-------- Records provided
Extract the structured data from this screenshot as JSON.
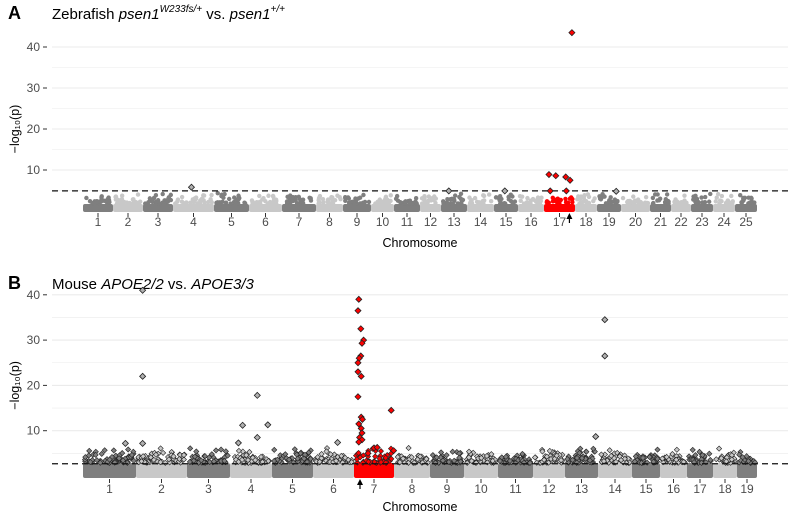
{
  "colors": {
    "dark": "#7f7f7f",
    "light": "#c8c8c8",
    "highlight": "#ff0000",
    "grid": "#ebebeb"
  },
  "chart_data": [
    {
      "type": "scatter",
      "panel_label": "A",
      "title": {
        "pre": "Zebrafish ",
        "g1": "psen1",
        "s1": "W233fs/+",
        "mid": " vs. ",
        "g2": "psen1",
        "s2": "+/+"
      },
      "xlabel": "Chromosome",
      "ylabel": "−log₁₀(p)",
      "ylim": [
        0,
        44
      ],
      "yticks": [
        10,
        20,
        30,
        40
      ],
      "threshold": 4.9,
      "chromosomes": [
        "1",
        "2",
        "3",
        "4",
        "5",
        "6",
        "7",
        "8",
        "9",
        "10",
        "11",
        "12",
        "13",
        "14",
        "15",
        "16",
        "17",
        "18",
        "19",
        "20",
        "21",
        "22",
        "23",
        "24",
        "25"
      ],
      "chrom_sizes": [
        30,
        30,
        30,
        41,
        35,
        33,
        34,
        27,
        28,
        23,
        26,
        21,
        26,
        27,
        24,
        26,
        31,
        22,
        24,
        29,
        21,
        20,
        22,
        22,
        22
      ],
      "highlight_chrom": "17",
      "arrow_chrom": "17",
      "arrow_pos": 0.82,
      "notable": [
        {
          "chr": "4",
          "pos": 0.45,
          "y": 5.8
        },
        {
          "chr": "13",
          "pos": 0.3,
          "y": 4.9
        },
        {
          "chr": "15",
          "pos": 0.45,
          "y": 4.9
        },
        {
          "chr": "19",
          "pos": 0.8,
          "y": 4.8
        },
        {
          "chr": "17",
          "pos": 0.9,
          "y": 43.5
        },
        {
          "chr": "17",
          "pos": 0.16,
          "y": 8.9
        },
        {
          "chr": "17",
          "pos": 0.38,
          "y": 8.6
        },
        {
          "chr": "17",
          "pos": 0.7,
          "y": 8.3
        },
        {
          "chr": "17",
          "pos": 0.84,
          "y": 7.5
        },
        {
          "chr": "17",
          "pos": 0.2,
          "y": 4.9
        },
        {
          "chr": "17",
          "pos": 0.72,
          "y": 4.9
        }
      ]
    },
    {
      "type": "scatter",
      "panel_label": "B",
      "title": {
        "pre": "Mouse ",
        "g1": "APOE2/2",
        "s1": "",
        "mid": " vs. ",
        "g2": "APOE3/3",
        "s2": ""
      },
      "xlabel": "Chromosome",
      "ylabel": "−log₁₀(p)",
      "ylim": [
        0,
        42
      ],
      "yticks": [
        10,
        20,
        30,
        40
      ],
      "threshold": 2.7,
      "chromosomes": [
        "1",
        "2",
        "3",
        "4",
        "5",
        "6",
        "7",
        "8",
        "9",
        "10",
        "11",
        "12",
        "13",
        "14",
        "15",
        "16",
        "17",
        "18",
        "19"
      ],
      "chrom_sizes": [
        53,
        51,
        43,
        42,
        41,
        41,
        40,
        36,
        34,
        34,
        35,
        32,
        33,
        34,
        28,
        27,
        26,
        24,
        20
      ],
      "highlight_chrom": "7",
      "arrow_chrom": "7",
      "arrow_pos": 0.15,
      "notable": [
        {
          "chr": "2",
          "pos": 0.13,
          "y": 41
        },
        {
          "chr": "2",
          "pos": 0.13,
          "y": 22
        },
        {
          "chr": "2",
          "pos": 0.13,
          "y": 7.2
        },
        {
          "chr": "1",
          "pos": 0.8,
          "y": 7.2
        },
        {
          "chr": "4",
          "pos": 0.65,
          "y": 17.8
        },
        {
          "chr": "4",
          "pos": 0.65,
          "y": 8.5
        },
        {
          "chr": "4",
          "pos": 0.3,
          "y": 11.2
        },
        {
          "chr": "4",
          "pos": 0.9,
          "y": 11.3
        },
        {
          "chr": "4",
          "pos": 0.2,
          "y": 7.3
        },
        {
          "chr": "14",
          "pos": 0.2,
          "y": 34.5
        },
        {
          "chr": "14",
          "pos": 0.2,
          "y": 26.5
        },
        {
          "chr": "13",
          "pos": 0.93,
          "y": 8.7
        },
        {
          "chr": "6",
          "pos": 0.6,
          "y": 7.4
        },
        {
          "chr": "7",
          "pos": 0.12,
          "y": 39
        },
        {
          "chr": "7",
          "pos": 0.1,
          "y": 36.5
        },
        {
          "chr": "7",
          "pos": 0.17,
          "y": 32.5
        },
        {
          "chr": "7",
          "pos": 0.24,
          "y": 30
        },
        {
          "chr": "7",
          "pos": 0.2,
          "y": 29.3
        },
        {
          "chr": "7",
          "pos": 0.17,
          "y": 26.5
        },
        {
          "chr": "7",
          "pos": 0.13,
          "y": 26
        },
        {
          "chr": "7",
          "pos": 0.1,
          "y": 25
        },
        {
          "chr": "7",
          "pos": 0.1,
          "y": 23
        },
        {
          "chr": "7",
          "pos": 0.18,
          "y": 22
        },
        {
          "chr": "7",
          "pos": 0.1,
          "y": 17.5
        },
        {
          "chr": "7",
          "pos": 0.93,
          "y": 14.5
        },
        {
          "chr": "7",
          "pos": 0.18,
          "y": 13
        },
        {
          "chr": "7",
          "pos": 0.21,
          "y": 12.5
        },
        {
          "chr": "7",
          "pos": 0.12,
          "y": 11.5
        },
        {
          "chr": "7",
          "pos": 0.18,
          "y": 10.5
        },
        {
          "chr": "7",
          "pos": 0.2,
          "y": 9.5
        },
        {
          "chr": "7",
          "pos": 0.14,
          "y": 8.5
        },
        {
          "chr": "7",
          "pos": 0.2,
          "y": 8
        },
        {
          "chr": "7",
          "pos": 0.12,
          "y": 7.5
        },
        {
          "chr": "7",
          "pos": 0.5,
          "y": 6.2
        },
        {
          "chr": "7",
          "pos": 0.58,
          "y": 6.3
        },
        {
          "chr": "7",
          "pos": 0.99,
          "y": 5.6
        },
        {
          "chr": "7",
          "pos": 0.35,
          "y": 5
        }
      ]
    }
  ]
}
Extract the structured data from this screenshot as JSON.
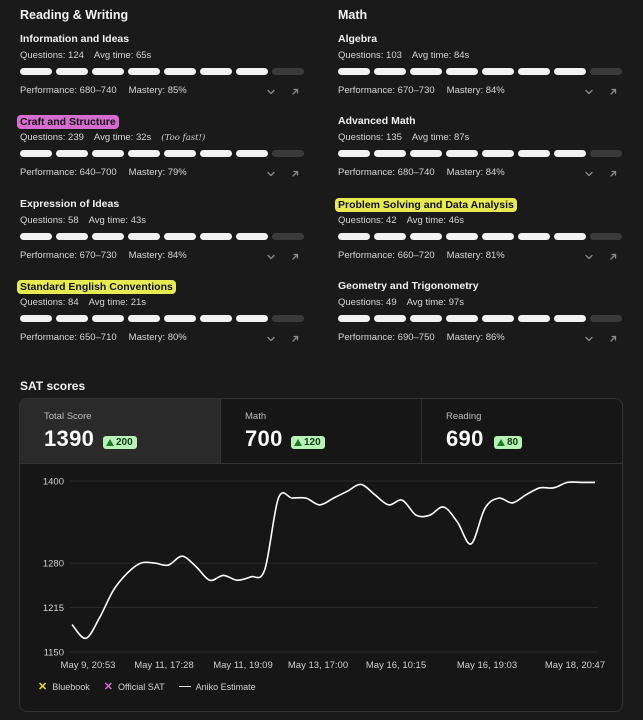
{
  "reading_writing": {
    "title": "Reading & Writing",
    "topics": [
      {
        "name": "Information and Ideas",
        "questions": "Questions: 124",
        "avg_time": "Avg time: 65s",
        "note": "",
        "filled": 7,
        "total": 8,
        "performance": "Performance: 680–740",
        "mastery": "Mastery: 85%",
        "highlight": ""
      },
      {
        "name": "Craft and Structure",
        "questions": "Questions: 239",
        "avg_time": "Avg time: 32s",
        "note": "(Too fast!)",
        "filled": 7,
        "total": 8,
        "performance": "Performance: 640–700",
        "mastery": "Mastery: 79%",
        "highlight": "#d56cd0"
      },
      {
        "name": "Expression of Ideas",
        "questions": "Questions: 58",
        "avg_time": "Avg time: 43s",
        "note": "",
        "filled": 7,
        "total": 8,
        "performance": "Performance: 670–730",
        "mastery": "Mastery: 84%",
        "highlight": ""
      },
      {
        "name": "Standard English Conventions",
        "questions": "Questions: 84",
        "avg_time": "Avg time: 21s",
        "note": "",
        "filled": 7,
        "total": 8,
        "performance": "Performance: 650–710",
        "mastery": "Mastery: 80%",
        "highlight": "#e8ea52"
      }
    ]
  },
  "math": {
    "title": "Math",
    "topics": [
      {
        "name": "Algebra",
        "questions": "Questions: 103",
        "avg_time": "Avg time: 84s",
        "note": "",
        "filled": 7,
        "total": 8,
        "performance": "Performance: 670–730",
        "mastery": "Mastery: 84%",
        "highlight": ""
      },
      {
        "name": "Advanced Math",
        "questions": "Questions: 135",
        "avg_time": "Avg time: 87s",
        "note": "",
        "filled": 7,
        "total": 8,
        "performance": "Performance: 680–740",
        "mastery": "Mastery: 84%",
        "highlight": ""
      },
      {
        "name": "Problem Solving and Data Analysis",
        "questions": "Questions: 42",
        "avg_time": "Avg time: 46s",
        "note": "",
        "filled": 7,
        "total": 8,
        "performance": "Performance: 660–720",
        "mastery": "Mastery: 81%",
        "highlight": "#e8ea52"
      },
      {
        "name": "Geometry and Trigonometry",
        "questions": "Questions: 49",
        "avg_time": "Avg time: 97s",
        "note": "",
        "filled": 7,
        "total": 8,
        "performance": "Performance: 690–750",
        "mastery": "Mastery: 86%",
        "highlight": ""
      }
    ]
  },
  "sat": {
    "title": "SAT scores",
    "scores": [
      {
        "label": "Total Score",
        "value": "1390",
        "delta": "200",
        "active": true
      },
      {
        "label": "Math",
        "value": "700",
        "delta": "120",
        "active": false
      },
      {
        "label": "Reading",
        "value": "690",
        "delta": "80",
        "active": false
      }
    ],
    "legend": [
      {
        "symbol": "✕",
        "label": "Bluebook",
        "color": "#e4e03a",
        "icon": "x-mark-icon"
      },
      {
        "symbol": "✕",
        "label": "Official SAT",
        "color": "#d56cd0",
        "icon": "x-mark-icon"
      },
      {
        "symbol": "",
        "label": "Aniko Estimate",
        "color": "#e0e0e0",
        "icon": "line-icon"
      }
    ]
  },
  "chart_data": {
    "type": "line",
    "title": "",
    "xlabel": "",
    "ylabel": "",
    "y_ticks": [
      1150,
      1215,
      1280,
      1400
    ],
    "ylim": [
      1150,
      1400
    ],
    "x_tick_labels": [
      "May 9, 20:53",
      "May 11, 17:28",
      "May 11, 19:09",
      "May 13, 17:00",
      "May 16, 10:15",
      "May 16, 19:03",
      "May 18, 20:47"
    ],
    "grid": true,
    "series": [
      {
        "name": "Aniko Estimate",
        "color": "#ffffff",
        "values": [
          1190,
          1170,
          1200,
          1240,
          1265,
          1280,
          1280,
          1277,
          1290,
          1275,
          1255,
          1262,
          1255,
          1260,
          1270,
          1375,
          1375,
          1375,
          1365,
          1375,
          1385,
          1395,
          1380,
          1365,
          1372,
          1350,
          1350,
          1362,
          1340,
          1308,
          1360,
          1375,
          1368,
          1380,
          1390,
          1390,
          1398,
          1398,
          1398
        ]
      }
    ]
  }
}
----------------
-------- Records provided
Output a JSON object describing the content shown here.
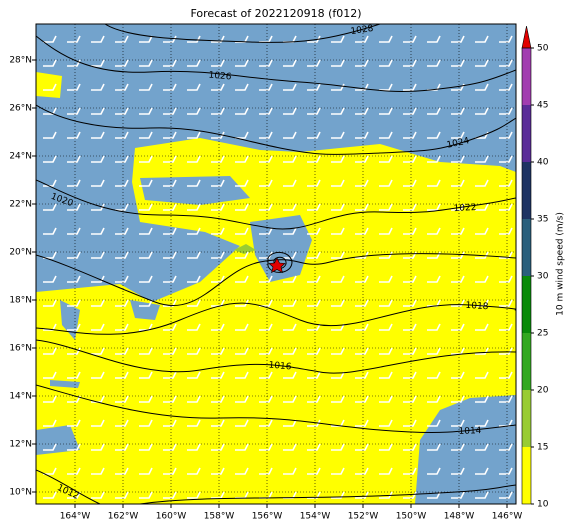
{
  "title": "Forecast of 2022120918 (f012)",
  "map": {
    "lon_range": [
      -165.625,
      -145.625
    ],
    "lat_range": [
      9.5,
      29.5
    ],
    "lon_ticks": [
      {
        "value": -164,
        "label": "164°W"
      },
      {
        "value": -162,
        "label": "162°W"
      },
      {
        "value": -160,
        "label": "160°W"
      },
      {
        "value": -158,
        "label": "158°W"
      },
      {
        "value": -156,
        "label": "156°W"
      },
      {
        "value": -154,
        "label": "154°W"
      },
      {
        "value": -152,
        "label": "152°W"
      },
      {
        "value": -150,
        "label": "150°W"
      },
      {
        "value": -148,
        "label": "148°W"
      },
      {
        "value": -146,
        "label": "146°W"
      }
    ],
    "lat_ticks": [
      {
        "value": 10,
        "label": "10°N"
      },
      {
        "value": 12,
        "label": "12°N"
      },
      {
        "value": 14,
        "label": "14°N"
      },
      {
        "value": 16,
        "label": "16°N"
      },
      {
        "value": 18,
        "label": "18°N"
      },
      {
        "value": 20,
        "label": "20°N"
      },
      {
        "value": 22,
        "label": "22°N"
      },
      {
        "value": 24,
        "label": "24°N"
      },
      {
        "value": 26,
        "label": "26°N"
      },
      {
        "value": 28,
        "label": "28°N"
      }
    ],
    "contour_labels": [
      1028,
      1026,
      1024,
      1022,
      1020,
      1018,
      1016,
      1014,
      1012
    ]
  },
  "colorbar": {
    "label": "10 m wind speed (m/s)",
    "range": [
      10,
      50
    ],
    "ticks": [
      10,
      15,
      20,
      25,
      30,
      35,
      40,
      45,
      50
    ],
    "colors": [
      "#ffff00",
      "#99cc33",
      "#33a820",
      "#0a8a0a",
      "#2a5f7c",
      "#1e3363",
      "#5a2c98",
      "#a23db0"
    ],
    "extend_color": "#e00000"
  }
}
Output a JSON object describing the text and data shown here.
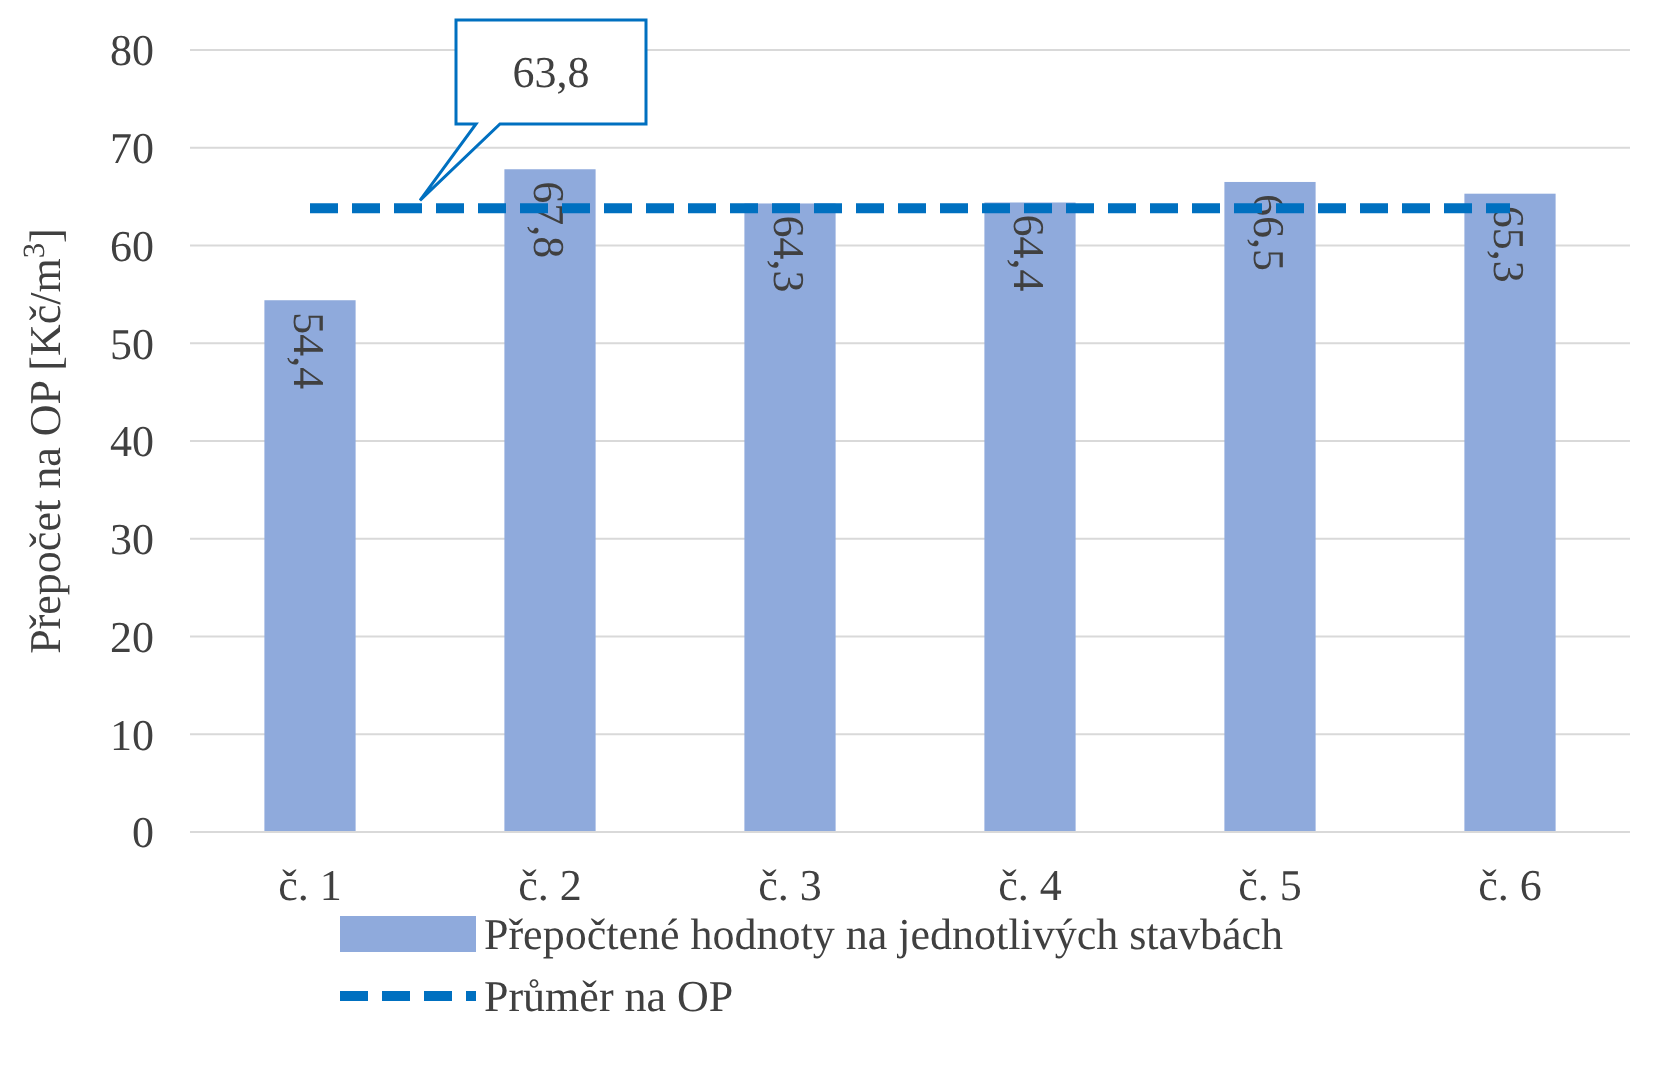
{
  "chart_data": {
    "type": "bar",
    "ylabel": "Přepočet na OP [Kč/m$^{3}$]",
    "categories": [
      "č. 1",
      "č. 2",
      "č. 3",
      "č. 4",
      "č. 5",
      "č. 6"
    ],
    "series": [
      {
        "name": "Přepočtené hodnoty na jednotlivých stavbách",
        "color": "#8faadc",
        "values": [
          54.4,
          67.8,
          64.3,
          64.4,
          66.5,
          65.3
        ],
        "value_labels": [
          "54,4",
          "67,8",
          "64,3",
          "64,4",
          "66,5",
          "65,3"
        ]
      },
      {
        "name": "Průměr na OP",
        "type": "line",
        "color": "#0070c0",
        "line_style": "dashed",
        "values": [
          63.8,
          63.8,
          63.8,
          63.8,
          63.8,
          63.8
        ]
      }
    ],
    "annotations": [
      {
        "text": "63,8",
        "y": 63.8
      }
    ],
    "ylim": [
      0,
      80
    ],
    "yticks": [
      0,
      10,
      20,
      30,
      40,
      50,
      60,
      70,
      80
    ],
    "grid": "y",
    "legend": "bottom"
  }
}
----------------
▶ _Task_
Extract from the data every line where "questions" shows up.

▶ _Result_
        "questions": "Questions: 124",
        "questions": "Questions: 239",
        "questions": "Questions: 58",
        "questions": "Questions: 84",
        "questions": "Questions: 103",
        "questions": "Questions: 135",
        "questions": "Questions: 42",
        "questions": "Questions: 49",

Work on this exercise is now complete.